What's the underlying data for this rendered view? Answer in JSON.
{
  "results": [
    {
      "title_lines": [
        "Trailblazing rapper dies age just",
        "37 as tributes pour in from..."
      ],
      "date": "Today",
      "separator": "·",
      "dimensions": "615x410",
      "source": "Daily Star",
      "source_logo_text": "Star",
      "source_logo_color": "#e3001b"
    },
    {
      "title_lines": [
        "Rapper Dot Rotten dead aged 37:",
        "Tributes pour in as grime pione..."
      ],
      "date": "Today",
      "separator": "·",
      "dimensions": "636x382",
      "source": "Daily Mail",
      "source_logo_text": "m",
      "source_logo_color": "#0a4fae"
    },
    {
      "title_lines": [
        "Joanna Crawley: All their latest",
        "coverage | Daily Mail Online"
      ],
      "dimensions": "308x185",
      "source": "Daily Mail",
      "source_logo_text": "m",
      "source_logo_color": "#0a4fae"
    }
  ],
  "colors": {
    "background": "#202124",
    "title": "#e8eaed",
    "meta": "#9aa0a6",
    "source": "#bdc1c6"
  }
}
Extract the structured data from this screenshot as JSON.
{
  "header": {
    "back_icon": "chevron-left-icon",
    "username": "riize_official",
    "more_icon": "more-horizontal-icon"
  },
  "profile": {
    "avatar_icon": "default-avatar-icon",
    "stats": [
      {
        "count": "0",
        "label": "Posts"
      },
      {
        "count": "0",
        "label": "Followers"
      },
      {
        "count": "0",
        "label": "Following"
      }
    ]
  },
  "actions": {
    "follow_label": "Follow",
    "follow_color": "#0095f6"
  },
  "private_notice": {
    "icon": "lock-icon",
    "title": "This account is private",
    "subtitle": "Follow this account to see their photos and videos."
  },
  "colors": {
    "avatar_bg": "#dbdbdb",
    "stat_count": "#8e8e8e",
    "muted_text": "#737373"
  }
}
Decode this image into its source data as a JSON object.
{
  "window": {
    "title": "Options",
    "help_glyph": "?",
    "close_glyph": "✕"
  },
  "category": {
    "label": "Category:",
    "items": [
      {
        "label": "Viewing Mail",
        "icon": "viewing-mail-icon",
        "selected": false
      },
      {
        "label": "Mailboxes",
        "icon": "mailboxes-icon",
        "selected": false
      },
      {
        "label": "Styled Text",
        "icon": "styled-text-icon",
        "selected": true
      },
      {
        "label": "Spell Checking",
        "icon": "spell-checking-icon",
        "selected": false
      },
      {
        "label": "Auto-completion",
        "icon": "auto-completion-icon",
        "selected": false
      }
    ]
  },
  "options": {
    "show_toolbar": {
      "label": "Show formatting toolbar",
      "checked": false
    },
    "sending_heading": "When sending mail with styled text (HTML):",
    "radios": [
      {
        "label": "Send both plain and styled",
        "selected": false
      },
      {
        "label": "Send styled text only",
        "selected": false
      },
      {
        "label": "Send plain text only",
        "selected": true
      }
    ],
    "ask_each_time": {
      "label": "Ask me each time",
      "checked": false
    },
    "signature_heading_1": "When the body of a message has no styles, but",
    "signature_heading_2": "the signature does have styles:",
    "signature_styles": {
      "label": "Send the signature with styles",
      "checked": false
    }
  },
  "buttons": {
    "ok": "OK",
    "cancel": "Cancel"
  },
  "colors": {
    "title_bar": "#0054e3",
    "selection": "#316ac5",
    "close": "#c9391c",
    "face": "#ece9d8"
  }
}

┄┄┄┄┄┄

> _INSTRUCTIONS TO FOLLOW_
Reproduce every record above exactly as it appears.

> _WRITTEN REPLY_
What's the underlying data for this rendered view? Answer in JSON.
{
  "results": [
    {
      "title_lines": [
        "Trailblazing rapper dies age just",
        "37 as tributes pour in from..."
      ],
      "date": "Today",
      "separator": "·",
      "dimensions": "615x410",
      "source": "Daily Star",
      "source_logo_text": "Star",
      "source_logo_color": "#e3001b"
    },
    {
      "title_lines": [
        "Rapper Dot Rotten dead aged 37:",
        "Tributes pour in as grime pione..."
      ],
      "date": "Today",
      "separator": "·",
      "dimensions": "636x382",
      "source": "Daily Mail",
      "source_logo_text": "m",
      "source_logo_color": "#0a4fae"
    },
    {
      "title_lines": [
        "Joanna Crawley: All their latest",
        "coverage | Daily Mail Online"
      ],
      "dimensions": "308x185",
      "source": "Daily Mail",
      "source_logo_text": "m",
      "source_logo_color": "#0a4fae"
    }
  ],
  "colors": {
    "background": "#202124",
    "title": "#e8eaed",
    "meta": "#9aa0a6",
    "source": "#bdc1c6"
  }
}
Extract the structured data from this screenshot as JSON.
{
  "header": {
    "back_icon": "chevron-left-icon",
    "username": "riize_official",
    "more_icon": "more-horizontal-icon"
  },
  "profile": {
    "avatar_icon": "default-avatar-icon",
    "stats": [
      {
        "count": "0",
        "label": "Posts"
      },
      {
        "count": "0",
        "label": "Followers"
      },
      {
        "count": "0",
        "label": "Following"
      }
    ]
  },
  "actions": {
    "follow_label": "Follow",
    "follow_color": "#0095f6"
  },
  "private_notice": {
    "icon": "lock-icon",
    "title": "This account is private",
    "subtitle": "Follow this account to see their photos and videos."
  },
  "colors": {
    "avatar_bg": "#dbdbdb",
    "stat_count": "#8e8e8e",
    "muted_text": "#737373"
  }
}
Decode this image into its source data as a JSON object.
{
  "window": {
    "title": "Options",
    "help_glyph": "?",
    "close_glyph": "✕"
  },
  "category": {
    "label": "Category:",
    "items": [
      {
        "label": "Viewing Mail",
        "icon": "viewing-mail-icon",
        "selected": false
      },
      {
        "label": "Mailboxes",
        "icon": "mailboxes-icon",
        "selected": false
      },
      {
        "label": "Styled Text",
        "icon": "styled-text-icon",
        "selected": true
      },
      {
        "label": "Spell Checking",
        "icon": "spell-checking-icon",
        "selected": false
      },
      {
        "label": "Auto-completion",
        "icon": "auto-completion-icon",
        "selected": false
      }
    ]
  },
  "options": {
    "show_toolbar": {
      "label": "Show formatting toolbar",
      "checked": false
    },
    "sending_heading": "When sending mail with styled text (HTML):",
    "radios": [
      {
        "label": "Send both plain and styled",
        "selected": false
      },
      {
        "label": "Send styled text only",
        "selected": false
      },
      {
        "label": "Send plain text only",
        "selected": true
      }
    ],
    "ask_each_time": {
      "label": "Ask me each time",
      "checked": false
    },
    "signature_heading_1": "When the body of a message has no styles, but",
    "signature_heading_2": "the signature does have styles:",
    "signature_styles": {
      "label": "Send the signature with styles",
      "checked": false
    }
  },
  "buttons": {
    "ok": "OK",
    "cancel": "Cancel"
  },
  "colors": {
    "title_bar": "#0054e3",
    "selection": "#316ac5",
    "close": "#c9391c",
    "face": "#ece9d8"
  }
}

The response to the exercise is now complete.